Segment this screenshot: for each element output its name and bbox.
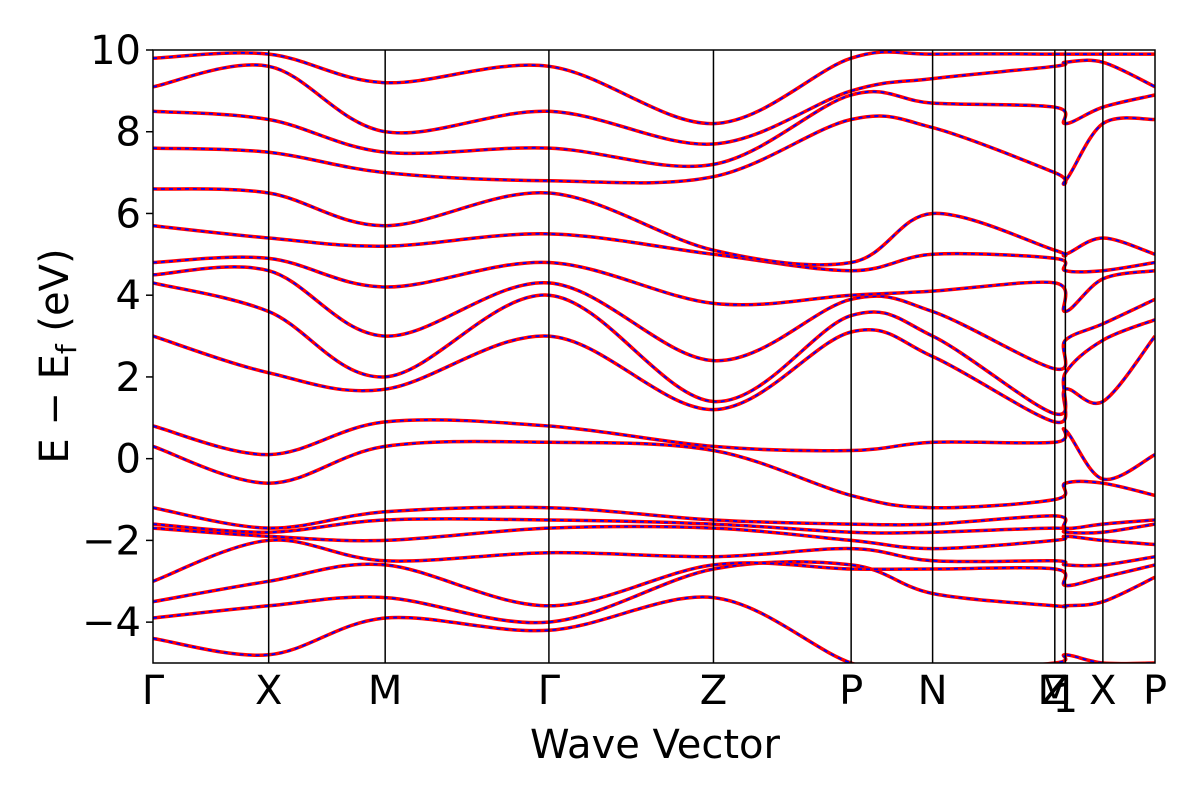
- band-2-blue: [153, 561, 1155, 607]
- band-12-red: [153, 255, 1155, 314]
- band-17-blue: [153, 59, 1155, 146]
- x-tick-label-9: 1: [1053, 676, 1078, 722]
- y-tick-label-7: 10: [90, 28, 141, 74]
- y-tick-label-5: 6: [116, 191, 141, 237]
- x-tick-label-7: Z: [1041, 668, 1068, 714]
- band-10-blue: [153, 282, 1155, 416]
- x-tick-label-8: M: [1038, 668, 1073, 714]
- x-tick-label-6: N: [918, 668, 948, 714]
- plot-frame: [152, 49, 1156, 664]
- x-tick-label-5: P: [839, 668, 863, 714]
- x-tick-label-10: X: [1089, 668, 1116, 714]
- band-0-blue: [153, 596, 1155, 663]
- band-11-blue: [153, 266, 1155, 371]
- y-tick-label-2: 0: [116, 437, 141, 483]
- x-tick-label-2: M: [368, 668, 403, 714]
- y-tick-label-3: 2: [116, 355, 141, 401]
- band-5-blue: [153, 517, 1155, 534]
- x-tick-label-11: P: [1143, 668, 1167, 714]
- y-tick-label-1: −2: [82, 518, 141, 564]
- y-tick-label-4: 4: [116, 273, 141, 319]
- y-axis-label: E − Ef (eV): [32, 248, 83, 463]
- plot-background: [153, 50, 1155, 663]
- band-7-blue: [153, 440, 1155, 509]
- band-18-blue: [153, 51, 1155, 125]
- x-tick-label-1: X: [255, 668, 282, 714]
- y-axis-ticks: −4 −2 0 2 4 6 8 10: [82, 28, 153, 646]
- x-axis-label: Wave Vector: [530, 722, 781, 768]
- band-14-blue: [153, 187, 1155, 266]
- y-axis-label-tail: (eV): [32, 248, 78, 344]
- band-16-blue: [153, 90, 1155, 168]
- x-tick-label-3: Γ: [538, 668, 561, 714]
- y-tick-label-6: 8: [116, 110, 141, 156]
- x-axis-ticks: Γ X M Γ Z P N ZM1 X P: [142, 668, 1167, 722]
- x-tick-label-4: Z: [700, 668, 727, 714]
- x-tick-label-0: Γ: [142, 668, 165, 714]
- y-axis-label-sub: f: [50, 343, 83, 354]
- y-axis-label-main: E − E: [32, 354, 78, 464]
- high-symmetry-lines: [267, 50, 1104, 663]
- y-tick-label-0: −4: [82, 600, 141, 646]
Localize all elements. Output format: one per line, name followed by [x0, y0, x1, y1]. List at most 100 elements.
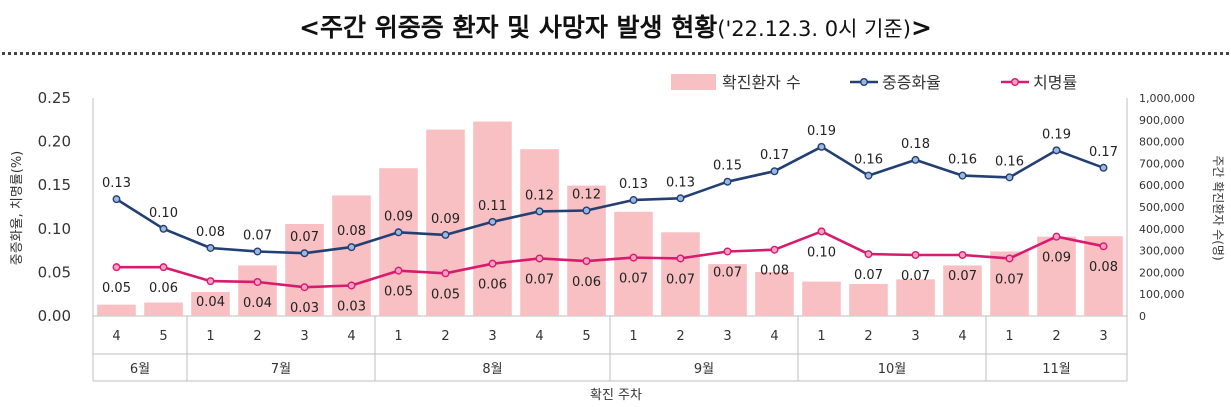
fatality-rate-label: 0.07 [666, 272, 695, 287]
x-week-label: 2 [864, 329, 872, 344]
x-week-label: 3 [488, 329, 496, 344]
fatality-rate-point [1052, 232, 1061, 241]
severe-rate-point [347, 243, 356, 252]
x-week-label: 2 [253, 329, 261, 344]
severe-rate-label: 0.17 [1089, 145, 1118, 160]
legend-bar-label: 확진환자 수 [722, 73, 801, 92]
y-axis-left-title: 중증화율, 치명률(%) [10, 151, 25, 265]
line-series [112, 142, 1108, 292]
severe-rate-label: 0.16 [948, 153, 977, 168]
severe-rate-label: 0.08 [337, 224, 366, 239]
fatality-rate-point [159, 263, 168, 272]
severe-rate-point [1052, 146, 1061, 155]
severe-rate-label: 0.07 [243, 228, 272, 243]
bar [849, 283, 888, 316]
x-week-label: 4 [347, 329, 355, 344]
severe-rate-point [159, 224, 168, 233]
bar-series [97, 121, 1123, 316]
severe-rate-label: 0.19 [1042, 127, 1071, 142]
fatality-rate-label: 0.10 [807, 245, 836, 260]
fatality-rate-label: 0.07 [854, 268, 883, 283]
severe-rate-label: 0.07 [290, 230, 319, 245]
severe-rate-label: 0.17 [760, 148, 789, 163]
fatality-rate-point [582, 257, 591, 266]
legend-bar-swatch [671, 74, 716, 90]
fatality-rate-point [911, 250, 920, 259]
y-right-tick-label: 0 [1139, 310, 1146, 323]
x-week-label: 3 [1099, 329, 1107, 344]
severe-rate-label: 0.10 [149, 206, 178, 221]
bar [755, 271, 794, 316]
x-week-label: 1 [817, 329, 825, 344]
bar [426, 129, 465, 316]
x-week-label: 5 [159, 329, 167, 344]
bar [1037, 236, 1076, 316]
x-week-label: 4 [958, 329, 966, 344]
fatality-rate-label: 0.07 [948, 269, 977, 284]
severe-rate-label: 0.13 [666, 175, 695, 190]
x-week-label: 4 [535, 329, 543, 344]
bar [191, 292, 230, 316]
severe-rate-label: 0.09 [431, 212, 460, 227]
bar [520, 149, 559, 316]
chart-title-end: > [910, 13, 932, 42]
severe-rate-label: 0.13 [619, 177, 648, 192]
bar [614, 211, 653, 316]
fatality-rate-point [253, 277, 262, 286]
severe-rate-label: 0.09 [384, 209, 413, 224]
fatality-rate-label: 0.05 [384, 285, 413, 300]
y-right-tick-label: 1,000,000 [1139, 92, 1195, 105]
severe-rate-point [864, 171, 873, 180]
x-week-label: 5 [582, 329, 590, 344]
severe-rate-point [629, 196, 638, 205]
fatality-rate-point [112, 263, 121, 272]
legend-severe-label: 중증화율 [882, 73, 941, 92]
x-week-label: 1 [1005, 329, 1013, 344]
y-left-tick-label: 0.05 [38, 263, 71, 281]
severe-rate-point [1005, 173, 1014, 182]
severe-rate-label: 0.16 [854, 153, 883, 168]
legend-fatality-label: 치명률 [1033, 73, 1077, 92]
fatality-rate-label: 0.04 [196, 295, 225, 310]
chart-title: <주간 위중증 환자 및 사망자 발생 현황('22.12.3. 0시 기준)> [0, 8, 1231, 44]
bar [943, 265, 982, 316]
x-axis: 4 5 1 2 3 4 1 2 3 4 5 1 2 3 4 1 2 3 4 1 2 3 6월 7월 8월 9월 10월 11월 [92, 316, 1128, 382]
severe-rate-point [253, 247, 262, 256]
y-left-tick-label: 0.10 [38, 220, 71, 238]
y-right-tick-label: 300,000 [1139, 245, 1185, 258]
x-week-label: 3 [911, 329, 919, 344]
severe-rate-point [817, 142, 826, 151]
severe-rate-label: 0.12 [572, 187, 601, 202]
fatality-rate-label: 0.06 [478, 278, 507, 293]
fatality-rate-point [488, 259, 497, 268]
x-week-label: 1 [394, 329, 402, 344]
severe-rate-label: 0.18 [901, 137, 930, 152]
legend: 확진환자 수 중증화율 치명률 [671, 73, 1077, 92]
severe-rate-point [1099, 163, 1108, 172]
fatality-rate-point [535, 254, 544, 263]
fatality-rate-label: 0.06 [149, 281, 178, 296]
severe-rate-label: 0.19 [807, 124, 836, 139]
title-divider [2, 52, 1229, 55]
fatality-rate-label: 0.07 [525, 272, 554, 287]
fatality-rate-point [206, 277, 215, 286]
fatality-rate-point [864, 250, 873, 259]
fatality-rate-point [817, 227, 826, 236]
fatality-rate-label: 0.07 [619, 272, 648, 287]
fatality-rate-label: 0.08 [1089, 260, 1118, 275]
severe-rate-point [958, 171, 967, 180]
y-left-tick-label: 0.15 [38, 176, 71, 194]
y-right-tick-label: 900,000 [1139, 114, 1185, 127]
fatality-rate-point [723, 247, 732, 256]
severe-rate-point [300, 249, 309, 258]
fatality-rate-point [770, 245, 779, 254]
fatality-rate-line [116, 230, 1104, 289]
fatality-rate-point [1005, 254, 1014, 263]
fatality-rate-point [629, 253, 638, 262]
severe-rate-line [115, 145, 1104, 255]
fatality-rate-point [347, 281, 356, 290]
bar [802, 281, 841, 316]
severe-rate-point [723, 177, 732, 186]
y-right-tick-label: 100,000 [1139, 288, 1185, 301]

◆ **What needs to be done**:
Rewrite the data from the line with "fatality-rate-label: 0.07 [666, 272, 695, 287]" to the line with "fatality-rate-label: 0.07 [854, 268, 883, 283]", swapping "x-week-label" for "x-tick-label" and leaving everything else the same.

◆ **Exercise response**:
fatality-rate-label: 0.07 [666, 272, 695, 287]
x-tick-label: 2 [864, 329, 872, 344]
x-tick-label: 3 [488, 329, 496, 344]
fatality-rate-point [1052, 232, 1061, 241]
severe-rate-point [347, 243, 356, 252]
x-tick-label: 2 [253, 329, 261, 344]
severe-rate-label: 0.17 [1089, 145, 1118, 160]
legend-bar-label: 확진환자 수 [722, 73, 801, 92]
y-axis-left-title: 중증화율, 치명률(%) [10, 151, 25, 265]
line-series [112, 142, 1108, 292]
severe-rate-label: 0.16 [948, 153, 977, 168]
severe-rate-label: 0.08 [337, 224, 366, 239]
fatality-rate-point [159, 263, 168, 272]
severe-rate-point [1052, 146, 1061, 155]
severe-rate-label: 0.07 [243, 228, 272, 243]
bar [849, 283, 888, 316]
x-tick-label: 4 [347, 329, 355, 344]
severe-rate-point [159, 224, 168, 233]
bar-series [97, 121, 1123, 316]
severe-rate-label: 0.19 [1042, 127, 1071, 142]
fatality-rate-label: 0.10 [807, 245, 836, 260]
fatality-rate-label: 0.07 [854, 268, 883, 283]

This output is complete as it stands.